Output each line of the material exactly as it stands.

-- Start Task material --

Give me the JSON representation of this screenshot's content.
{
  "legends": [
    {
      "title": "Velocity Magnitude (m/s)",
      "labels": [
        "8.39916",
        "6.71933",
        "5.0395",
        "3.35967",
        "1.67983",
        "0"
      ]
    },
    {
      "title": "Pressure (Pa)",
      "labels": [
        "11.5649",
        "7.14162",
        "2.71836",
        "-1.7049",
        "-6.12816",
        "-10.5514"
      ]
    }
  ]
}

-- End Task material --

_Answer_:
Give me the JSON representation of this screenshot's content.
{
  "legends": [
    {
      "title": "Velocity Magnitude (m/s)",
      "labels": [
        "8.39916",
        "6.71933",
        "5.0395",
        "3.35967",
        "1.67983",
        "0"
      ]
    },
    {
      "title": "Pressure (Pa)",
      "labels": [
        "11.5649",
        "7.14162",
        "2.71836",
        "-1.7049",
        "-6.12816",
        "-10.5514"
      ]
    }
  ]
}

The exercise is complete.